> _Document extract_:
After waking up at 6am (furiously reading my outline, trying desperately to commit it to memory) and drinking 8 cups of coffee, I took my exam. At the end I found out I had computer problems, which zapped my entire afternoon -- and my attempt to begin cramming for my next exam. On my way home from dealing with the computer people at school, an older man raced up to me. I was walking at a very brisk pace, eager to get home to just relax a teeny bit after being put through the stress that is the law school examination process.

He was panting because he almost had to run to catch up to me. When he touched me on the arm I turned, confused because I didn't recognize him. He was holding something in his hand, so I thought I had dropped something behind me, and he was trying to catch up to give it back to me. No such luck.

As I turned, he said, "oh, you aren't an Econ major, are you?" Good call, considering I was wearing a T-shirt that said "XYZ LAW" on the front (in my defense, I didn't pay any attention to what I was wearing this morning when I woke up bleary-eyed, in a sleeping pill hangover coupled with severe caffeine jitters). I said, "no...I'm not." The man proceeded to guess my nationality, first guessing (incorrectly) that I must be Italian. It didn't even dawn on me that this man, with the few gray hairs left on his head, and the deeply wrinkled skin, was hitting on me, until he finally asked, "hey -- do you want to go get a cold drink on me?" I had already guessed this man must be at least 75. Not only was he old enough to be my father, he was old enough to be my grandfather. In my naivete, I thought he was just a lonely man striking up a conversation with a girl on the street. Then again, what kind of lonely man strikes up a conversation with a girl on the street? Yeah. I really am naive sometimes. I managed to choke back the creeps and mask my shock enough to tell him that I really need to go and study, but thanks for the offer. He actually pressed me -- to my surprise, and I felt that his behavior felt oddly like he was trying to trap me in a corner, despite the shining sun and wide expanse of blue sky around me. As I saw the light turn green and the little walk man appear on the crosswalk signal, I mumbled something about going to study and walked quickly away, as he shouted after me, "but you look so good....you look so gooooood.........."

> _Challenge A_:
In the walk-home post:
(i) How many cups of coffee did the writer drink before the exam?
(ii) What was printed on the front of the writer's T-shirt?
(iii) What nationality did the man guess first?
The records have no connection to the walk-home post above.

> _Available records_:
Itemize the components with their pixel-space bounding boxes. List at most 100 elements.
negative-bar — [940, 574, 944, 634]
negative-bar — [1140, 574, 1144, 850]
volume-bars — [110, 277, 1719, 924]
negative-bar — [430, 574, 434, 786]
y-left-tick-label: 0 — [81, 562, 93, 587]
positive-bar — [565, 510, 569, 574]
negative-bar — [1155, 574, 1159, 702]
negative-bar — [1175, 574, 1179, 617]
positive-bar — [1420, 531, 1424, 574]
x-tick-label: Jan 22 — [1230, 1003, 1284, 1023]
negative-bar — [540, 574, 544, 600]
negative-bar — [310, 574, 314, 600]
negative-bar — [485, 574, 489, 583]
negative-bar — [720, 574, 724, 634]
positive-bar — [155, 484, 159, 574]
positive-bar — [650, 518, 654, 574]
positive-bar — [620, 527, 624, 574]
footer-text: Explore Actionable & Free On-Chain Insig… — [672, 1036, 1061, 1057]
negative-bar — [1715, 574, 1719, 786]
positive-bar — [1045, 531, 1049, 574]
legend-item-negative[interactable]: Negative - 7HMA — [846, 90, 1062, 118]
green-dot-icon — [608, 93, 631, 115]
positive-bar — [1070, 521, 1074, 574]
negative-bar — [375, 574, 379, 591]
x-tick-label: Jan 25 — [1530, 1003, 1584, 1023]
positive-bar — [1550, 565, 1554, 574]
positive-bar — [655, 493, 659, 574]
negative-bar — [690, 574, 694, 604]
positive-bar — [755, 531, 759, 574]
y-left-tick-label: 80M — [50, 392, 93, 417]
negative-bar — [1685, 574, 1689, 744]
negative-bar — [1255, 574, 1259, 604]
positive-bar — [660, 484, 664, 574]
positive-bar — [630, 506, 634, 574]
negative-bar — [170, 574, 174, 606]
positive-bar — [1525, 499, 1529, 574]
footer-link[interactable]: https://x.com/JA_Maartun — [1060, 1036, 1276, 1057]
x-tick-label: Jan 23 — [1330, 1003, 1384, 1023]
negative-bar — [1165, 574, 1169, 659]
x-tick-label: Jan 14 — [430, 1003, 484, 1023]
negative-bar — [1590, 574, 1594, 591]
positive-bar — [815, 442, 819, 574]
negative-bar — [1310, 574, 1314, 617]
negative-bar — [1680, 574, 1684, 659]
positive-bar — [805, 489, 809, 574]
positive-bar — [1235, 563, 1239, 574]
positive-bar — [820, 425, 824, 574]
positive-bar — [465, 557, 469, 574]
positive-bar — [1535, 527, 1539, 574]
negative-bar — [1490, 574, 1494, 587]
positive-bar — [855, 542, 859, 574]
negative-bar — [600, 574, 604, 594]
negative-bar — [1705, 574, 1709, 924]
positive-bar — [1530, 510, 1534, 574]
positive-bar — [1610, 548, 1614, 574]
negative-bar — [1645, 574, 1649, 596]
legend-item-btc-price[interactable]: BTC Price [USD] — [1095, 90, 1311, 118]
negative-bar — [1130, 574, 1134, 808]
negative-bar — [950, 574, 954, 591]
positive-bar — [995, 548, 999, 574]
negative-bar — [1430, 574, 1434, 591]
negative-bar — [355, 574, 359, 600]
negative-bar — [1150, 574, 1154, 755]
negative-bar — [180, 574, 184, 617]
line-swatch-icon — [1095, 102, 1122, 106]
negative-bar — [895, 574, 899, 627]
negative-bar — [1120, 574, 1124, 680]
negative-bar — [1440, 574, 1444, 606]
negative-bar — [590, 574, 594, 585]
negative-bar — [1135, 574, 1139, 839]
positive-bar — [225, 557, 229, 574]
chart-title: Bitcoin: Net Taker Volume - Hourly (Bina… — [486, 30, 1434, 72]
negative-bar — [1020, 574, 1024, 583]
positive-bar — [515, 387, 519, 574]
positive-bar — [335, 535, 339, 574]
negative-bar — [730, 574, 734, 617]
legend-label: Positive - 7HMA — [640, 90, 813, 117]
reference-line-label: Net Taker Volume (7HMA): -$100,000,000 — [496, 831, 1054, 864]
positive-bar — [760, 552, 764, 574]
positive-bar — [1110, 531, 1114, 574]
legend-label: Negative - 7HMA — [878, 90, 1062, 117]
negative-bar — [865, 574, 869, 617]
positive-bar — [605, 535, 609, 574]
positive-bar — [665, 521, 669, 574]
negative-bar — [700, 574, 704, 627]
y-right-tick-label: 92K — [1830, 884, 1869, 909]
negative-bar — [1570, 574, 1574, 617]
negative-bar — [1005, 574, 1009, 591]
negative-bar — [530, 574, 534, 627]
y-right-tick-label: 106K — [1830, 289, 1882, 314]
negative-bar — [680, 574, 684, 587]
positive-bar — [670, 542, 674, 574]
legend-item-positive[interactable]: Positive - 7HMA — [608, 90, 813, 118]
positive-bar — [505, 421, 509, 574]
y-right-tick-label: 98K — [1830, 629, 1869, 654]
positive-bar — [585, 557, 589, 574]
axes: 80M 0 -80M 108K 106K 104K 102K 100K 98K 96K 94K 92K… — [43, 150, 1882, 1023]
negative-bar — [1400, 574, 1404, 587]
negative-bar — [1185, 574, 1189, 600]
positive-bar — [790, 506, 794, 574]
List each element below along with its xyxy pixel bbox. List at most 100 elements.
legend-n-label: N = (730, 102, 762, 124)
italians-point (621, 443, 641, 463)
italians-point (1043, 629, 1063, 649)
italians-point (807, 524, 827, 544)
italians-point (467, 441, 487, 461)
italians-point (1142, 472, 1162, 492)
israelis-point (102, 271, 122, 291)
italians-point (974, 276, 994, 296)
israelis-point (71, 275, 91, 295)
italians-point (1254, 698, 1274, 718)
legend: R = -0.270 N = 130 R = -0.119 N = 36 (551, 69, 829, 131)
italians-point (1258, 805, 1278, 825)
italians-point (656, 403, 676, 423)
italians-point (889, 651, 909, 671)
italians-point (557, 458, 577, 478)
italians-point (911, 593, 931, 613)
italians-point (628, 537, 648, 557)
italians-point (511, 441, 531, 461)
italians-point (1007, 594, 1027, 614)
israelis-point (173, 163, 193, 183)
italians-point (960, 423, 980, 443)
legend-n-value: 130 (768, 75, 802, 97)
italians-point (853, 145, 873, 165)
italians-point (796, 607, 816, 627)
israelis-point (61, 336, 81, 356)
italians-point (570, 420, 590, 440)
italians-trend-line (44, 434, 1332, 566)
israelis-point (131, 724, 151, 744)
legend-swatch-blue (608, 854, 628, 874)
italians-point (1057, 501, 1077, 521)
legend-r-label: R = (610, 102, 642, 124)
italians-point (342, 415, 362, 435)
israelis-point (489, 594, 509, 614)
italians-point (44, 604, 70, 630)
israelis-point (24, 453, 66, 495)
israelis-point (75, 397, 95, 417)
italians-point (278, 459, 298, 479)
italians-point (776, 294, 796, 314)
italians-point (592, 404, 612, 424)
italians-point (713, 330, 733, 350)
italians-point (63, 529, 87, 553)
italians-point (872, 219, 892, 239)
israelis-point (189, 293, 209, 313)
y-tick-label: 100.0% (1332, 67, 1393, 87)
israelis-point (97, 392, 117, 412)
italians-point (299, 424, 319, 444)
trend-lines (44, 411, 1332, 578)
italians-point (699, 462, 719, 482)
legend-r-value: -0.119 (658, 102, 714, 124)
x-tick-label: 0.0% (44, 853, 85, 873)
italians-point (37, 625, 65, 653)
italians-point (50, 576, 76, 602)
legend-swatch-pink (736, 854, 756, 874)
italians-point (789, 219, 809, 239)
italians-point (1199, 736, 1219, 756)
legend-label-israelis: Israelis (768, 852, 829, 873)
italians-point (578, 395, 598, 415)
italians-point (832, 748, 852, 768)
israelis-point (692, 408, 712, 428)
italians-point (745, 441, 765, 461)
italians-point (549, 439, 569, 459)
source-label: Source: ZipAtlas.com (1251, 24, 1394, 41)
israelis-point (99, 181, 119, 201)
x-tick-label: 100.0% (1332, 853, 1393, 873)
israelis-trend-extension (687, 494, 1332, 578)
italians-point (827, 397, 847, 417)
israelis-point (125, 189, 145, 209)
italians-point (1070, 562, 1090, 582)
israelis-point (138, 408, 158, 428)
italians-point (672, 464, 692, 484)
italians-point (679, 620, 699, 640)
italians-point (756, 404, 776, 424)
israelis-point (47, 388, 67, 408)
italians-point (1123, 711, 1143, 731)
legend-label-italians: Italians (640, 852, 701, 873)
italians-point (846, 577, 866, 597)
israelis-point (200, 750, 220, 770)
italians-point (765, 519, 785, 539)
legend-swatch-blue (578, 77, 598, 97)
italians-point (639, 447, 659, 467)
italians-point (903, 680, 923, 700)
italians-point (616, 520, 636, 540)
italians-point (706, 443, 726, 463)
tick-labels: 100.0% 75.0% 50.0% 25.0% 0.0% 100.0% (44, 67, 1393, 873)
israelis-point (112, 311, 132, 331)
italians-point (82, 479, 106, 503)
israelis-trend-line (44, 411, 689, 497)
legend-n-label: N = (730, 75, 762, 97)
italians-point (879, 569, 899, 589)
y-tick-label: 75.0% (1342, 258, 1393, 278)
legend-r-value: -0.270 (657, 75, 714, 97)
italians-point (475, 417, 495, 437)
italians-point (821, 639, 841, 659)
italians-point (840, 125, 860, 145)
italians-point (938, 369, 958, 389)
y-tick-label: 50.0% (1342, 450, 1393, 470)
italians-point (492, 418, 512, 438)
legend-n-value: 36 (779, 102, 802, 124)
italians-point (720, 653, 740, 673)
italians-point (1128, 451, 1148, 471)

> _Challenge B_: Copy the records from their first line through the line containing "negative-bar — [1715, 574, 1719, 786]", including both of those lines.

> _Written response A_:
(i) 8 cups
(ii) "XYZ LAW"
(iii) Italian

> _Written response B_:
Itemize the components with their pixel-space bounding boxes. List at most 100 elements.
negative-bar — [940, 574, 944, 634]
negative-bar — [1140, 574, 1144, 850]
volume-bars — [110, 277, 1719, 924]
negative-bar — [430, 574, 434, 786]
y-left-tick-label: 0 — [81, 562, 93, 587]
positive-bar — [565, 510, 569, 574]
negative-bar — [1155, 574, 1159, 702]
negative-bar — [1175, 574, 1179, 617]
positive-bar — [1420, 531, 1424, 574]
x-tick-label: Jan 22 — [1230, 1003, 1284, 1023]
negative-bar — [540, 574, 544, 600]
negative-bar — [310, 574, 314, 600]
negative-bar — [485, 574, 489, 583]
negative-bar — [720, 574, 724, 634]
positive-bar — [155, 484, 159, 574]
positive-bar — [650, 518, 654, 574]
positive-bar — [620, 527, 624, 574]
footer-text: Explore Actionable & Free On-Chain Insig… — [672, 1036, 1061, 1057]
negative-bar — [1715, 574, 1719, 786]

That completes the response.